▸ Problem description
Find the lines containing the word "Degrees" and copy every one of them.

(Data entries for graphics)
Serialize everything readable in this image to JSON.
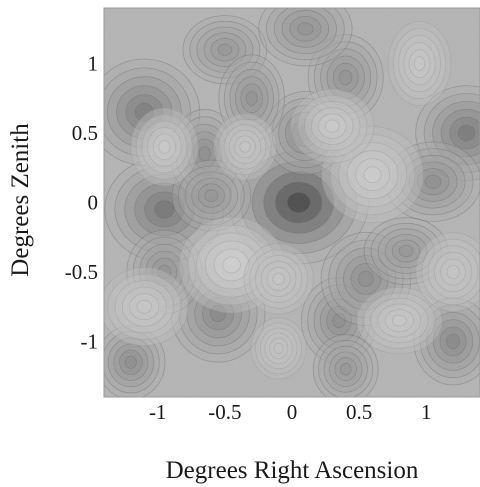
{
  "chart_data": {
    "type": "heatmap",
    "xlabel": "Degrees Right Ascension",
    "ylabel": "Degrees Zenith",
    "xlim": [
      -1.4,
      1.4
    ],
    "ylim": [
      -1.4,
      1.4
    ],
    "x_ticks": [
      {
        "value": -1,
        "label": "-1"
      },
      {
        "value": -0.5,
        "label": "-0.5"
      },
      {
        "value": 0,
        "label": "0"
      },
      {
        "value": 0.5,
        "label": "0.5"
      },
      {
        "value": 1,
        "label": "1"
      }
    ],
    "y_ticks": [
      {
        "value": 1,
        "label": "1"
      },
      {
        "value": 0.5,
        "label": "0.5"
      },
      {
        "value": 0,
        "label": "0"
      },
      {
        "value": -0.5,
        "label": "-0.5"
      },
      {
        "value": -1,
        "label": "-1"
      }
    ],
    "colormap": "grayscale contour (dark = high intensity)",
    "features": [
      {
        "x": 0.05,
        "y": 0.0,
        "intensity": 1.0
      },
      {
        "x": -0.95,
        "y": -0.05,
        "intensity": 0.55
      },
      {
        "x": -1.1,
        "y": 0.65,
        "intensity": 0.45
      },
      {
        "x": 1.3,
        "y": 0.5,
        "intensity": 0.5
      },
      {
        "x": 0.1,
        "y": 0.5,
        "intensity": 0.42
      },
      {
        "x": -0.65,
        "y": 0.35,
        "intensity": 0.3
      },
      {
        "x": 0.4,
        "y": 0.9,
        "intensity": 0.25
      },
      {
        "x": -0.5,
        "y": 1.1,
        "intensity": 0.2
      },
      {
        "x": 0.1,
        "y": 1.25,
        "intensity": 0.25
      },
      {
        "x": -0.55,
        "y": -0.8,
        "intensity": 0.35
      },
      {
        "x": 0.35,
        "y": -0.85,
        "intensity": 0.3
      },
      {
        "x": -1.2,
        "y": -1.15,
        "intensity": 0.3
      },
      {
        "x": 1.2,
        "y": -1.0,
        "intensity": 0.35
      },
      {
        "x": 0.55,
        "y": -0.55,
        "intensity": 0.3
      },
      {
        "x": 1.05,
        "y": 0.15,
        "intensity": 0.28
      },
      {
        "x": 0.85,
        "y": -0.35,
        "intensity": 0.2
      },
      {
        "x": -0.95,
        "y": -0.5,
        "intensity": 0.25
      },
      {
        "x": -0.3,
        "y": 0.75,
        "intensity": 0.25
      },
      {
        "x": 0.4,
        "y": -1.2,
        "intensity": 0.2
      },
      {
        "x": -0.6,
        "y": 0.05,
        "intensity": 0.22
      },
      {
        "x": 0.6,
        "y": 0.2,
        "intensity": -0.35
      },
      {
        "x": -0.45,
        "y": -0.45,
        "intensity": -0.4
      },
      {
        "x": 0.3,
        "y": 0.55,
        "intensity": -0.3
      },
      {
        "x": -0.95,
        "y": 0.4,
        "intensity": -0.25
      },
      {
        "x": 0.95,
        "y": 1.0,
        "intensity": -0.2
      },
      {
        "x": -0.1,
        "y": -0.55,
        "intensity": -0.15
      },
      {
        "x": 0.8,
        "y": -0.85,
        "intensity": -0.2
      },
      {
        "x": -1.1,
        "y": -0.75,
        "intensity": -0.2
      },
      {
        "x": 1.2,
        "y": -0.5,
        "intensity": -0.15
      },
      {
        "x": -0.35,
        "y": 0.4,
        "intensity": -0.15
      },
      {
        "x": -0.1,
        "y": -1.05,
        "intensity": -0.1
      }
    ]
  }
}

▸ Exercise answer
    "xlabel": "Degrees Right Ascension",
    "ylabel": "Degrees Zenith",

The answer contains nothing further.